··· Material for this exercise ···

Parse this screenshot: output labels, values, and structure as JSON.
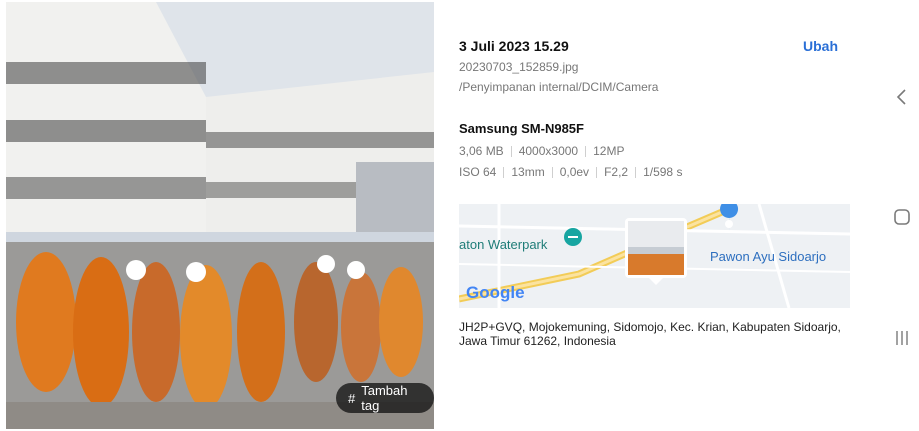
{
  "photo": {
    "add_tag_label": "Tambah tag"
  },
  "details": {
    "date": "3 Juli 2023 15.29",
    "edit_label": "Ubah",
    "filename": "20230703_152859.jpg",
    "path": "/Penyimpanan internal/DCIM/Camera",
    "device": "Samsung SM-N985F",
    "file_info": [
      "3,06 MB",
      "4000x3000",
      "12MP"
    ],
    "camera_info": [
      "ISO 64",
      "13mm",
      "0,0ev",
      "F2,2",
      "1/598 s"
    ],
    "map": {
      "place_left": "aton Waterpark",
      "place_right": "Pawon Ayu Sidoarjo",
      "logo": "Google"
    },
    "address": "JH2P+GVQ, Mojokemuning, Sidomojo, Kec. Krian, Kabupaten Sidoarjo, Jawa Timur 61262, Indonesia"
  },
  "nav": {
    "icons": [
      "back-chevron-icon",
      "home-icon",
      "recent-apps-icon"
    ]
  },
  "colors": {
    "accent": "#2a6fd6",
    "secondary_text": "#777777"
  }
}
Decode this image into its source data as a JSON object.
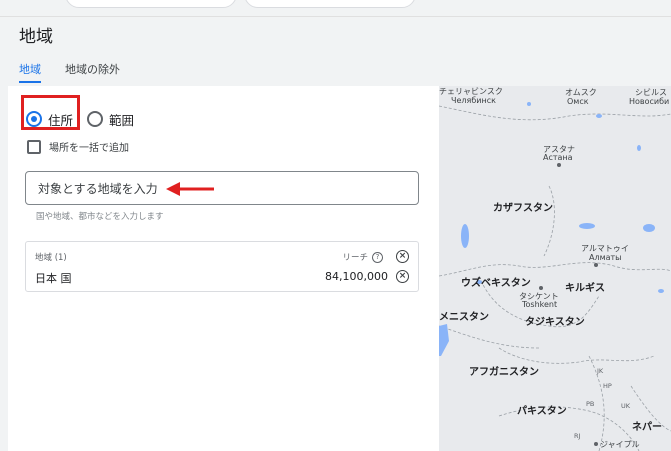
{
  "page": {
    "title": "地域"
  },
  "tabs": [
    {
      "label": "地域"
    },
    {
      "label": "地域の除外"
    }
  ],
  "location": {
    "mode_options": [
      "住所",
      "範囲"
    ],
    "selected_mode": "住所",
    "bulk_add_label": "場所を一括で追加",
    "search_placeholder": "対象とする地域を入力",
    "helper_text": "国や地域、都市などを入力します"
  },
  "targeted": {
    "header": "地域 (1)",
    "reach_label": "リーチ",
    "rows": [
      {
        "name": "日本 国",
        "reach": "84,100,000"
      }
    ]
  },
  "map": {
    "labels": [
      "チェリャビンスク",
      "Челябинск",
      "オムスク",
      "Омск",
      "シビルス",
      "Новосиби",
      "アスタナ",
      "Астана",
      "カザフスタン",
      "アルマトゥイ",
      "Алматы",
      "ウズベキスタン",
      "キルギス",
      "タシケント",
      "Toshkent",
      "メニスタン",
      "タジキスタン",
      "アフガニスタン",
      "パキスタン",
      "ネパー",
      "ジャイプル",
      "JK",
      "HP",
      "PB",
      "UK",
      "RJ"
    ],
    "colors": {
      "land": "#e8eaed",
      "water": "#8ab4f8",
      "border": "#9aa0a6"
    }
  },
  "accent_colors": {
    "primary": "#1a73e8",
    "highlight": "#e02020"
  }
}
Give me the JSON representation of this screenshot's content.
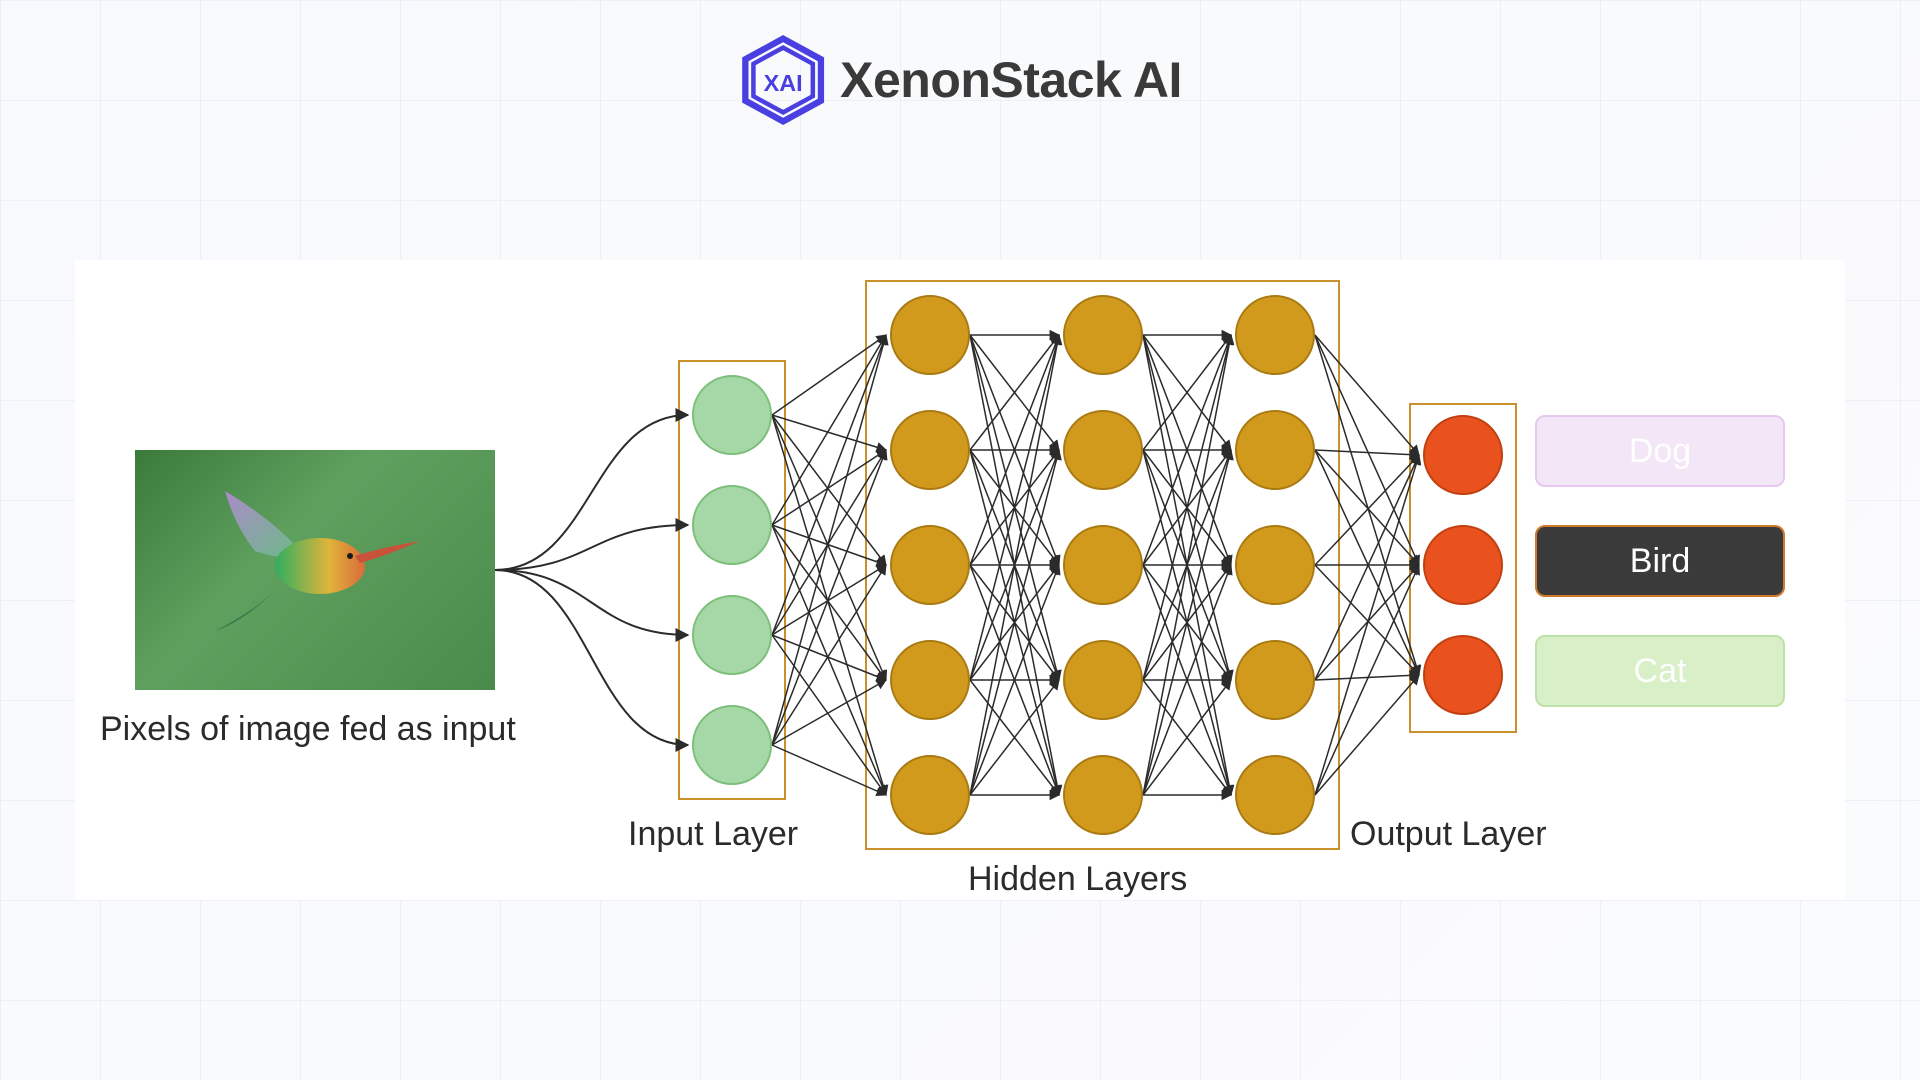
{
  "brand": {
    "name": "XenonStack AI"
  },
  "diagram": {
    "input_caption": "Pixels of image fed as input",
    "input_layer_label": "Input Layer",
    "hidden_layers_label": "Hidden Layers",
    "output_layer_label": "Output Layer",
    "layers": {
      "input": {
        "count": 4,
        "color": "#a6d7a6"
      },
      "hidden": {
        "columns": 3,
        "count_per_column": 5,
        "color": "#d29a1d"
      },
      "output": {
        "count": 3,
        "color": "#e9521e"
      }
    },
    "classes": [
      {
        "label": "Dog",
        "style": "class-dog",
        "predicted": false
      },
      {
        "label": "Bird",
        "style": "class-bird",
        "predicted": true
      },
      {
        "label": "Cat",
        "style": "class-cat",
        "predicted": false
      }
    ],
    "input_image_subject": "hummingbird"
  }
}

···

**Set task**:
Search the records above for "screenshot". Copy each line where it is found.

**Response**:
Parse this screenshot: output labels, values, and structure as JSON.
Give me the JSON representation of this screenshot's content.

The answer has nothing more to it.